> _Work required_
Copy each of the following items line for line, with no changes.
======
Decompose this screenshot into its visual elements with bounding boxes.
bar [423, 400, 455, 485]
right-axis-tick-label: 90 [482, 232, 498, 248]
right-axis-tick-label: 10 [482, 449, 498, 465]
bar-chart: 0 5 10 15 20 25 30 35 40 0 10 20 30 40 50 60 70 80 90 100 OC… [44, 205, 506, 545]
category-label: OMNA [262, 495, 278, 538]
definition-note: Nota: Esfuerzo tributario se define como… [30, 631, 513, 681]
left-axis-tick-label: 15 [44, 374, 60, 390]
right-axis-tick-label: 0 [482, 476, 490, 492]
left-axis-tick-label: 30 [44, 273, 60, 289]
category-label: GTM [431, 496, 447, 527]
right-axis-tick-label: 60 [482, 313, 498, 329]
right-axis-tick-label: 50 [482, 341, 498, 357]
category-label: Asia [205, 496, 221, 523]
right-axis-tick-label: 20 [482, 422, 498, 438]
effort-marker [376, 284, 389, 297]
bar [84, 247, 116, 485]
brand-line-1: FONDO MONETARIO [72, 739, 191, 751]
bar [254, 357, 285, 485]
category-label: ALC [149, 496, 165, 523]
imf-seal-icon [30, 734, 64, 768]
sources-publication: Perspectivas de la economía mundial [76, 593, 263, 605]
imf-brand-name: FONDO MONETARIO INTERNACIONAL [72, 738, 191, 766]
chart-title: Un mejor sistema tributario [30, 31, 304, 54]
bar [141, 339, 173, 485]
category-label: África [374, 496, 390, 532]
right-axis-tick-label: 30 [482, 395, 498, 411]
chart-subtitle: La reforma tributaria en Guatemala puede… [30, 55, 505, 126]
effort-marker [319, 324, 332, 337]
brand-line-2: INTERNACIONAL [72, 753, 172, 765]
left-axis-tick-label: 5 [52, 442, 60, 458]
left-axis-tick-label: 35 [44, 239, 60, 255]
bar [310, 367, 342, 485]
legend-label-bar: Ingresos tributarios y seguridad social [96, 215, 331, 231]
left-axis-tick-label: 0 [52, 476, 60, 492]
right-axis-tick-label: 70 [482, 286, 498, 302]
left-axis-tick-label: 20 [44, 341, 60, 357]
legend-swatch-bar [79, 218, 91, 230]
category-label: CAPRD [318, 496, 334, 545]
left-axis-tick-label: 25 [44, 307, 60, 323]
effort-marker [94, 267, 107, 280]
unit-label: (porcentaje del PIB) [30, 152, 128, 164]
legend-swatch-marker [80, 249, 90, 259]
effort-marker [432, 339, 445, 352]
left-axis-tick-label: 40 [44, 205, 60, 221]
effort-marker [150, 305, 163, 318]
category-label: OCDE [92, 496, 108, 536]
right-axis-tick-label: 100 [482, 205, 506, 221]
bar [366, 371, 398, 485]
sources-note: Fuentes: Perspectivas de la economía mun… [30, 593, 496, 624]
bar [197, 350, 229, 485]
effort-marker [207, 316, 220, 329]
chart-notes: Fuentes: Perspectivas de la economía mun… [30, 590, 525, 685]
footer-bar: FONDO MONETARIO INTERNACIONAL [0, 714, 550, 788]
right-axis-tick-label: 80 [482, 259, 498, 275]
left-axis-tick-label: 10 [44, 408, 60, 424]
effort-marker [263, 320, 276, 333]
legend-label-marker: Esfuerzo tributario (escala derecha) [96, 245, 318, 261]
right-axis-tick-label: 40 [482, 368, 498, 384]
======
> _Finished task_
Decompose this screenshot into its visual elements with bounding boxes.
bar [423, 400, 455, 485]
right-axis-tick-label: 90 [482, 232, 498, 248]
right-axis-tick-label: 10 [482, 449, 498, 465]
bar-chart: 0 5 10 15 20 25 30 35 40 0 10 20 30 40 50 60 70 80 90 100 OC… [44, 205, 506, 545]
category-label: OMNA [262, 495, 278, 538]
definition-note: Nota: Esfuerzo tributario se define como… [30, 631, 513, 681]
left-axis-tick-label: 15 [44, 374, 60, 390]
right-axis-tick-label: 0 [482, 476, 490, 492]
left-axis-tick-label: 30 [44, 273, 60, 289]
category-label: GTM [431, 496, 447, 527]
right-axis-tick-label: 60 [482, 313, 498, 329]
right-axis-tick-label: 50 [482, 341, 498, 357]
category-label: Asia [205, 496, 221, 523]
right-axis-tick-label: 20 [482, 422, 498, 438]
effort-marker [376, 284, 389, 297]
bar [84, 247, 116, 485]
brand-line-1: FONDO MONETARIO [72, 739, 191, 751]
bar [254, 357, 285, 485]
category-label: ALC [149, 496, 165, 523]
imf-seal-icon [30, 734, 64, 768]
sources-publication: Perspectivas de la economía mundial [76, 593, 263, 605]
imf-brand-name: FONDO MONETARIO INTERNACIONAL [72, 738, 191, 766]
chart-title: Un mejor sistema tributario [30, 31, 304, 54]
bar [141, 339, 173, 485]
category-label: África [374, 496, 390, 532]
right-axis-tick-label: 30 [482, 395, 498, 411]
chart-subtitle: La reforma tributaria en Guatemala puede… [30, 55, 505, 126]
effort-marker [319, 324, 332, 337]
brand-line-2: INTERNACIONAL [72, 753, 172, 765]
left-axis-tick-label: 5 [52, 442, 60, 458]
left-axis-tick-label: 35 [44, 239, 60, 255]
bar [310, 367, 342, 485]
legend-label-bar: Ingresos tributarios y seguridad social [96, 215, 331, 231]
left-axis-tick-label: 0 [52, 476, 60, 492]
right-axis-tick-label: 70 [482, 286, 498, 302]
left-axis-tick-label: 20 [44, 341, 60, 357]
legend-swatch-bar [79, 218, 91, 230]
category-label: CAPRD [318, 496, 334, 545]
left-axis-tick-label: 25 [44, 307, 60, 323]
effort-marker [94, 267, 107, 280]
unit-label: (porcentaje del PIB) [30, 152, 128, 164]
legend-swatch-marker [80, 249, 90, 259]
effort-marker [432, 339, 445, 352]
left-axis-tick-label: 40 [44, 205, 60, 221]
effort-marker [150, 305, 163, 318]
category-label: OCDE [92, 496, 108, 536]
right-axis-tick-label: 100 [482, 205, 506, 221]
bar [366, 371, 398, 485]
sources-note: Fuentes: Perspectivas de la economía mun… [30, 593, 496, 624]
bar [197, 350, 229, 485]
effort-marker [207, 316, 220, 329]
chart-notes: Fuentes: Perspectivas de la economía mun… [30, 590, 525, 685]
footer-bar: FONDO MONETARIO INTERNACIONAL [0, 714, 550, 788]
right-axis-tick-label: 80 [482, 259, 498, 275]
left-axis-tick-label: 10 [44, 408, 60, 424]
effort-marker [263, 320, 276, 333]
legend-label-marker: Esfuerzo tributario (escala derecha) [96, 245, 318, 261]
right-axis-tick-label: 40 [482, 368, 498, 384]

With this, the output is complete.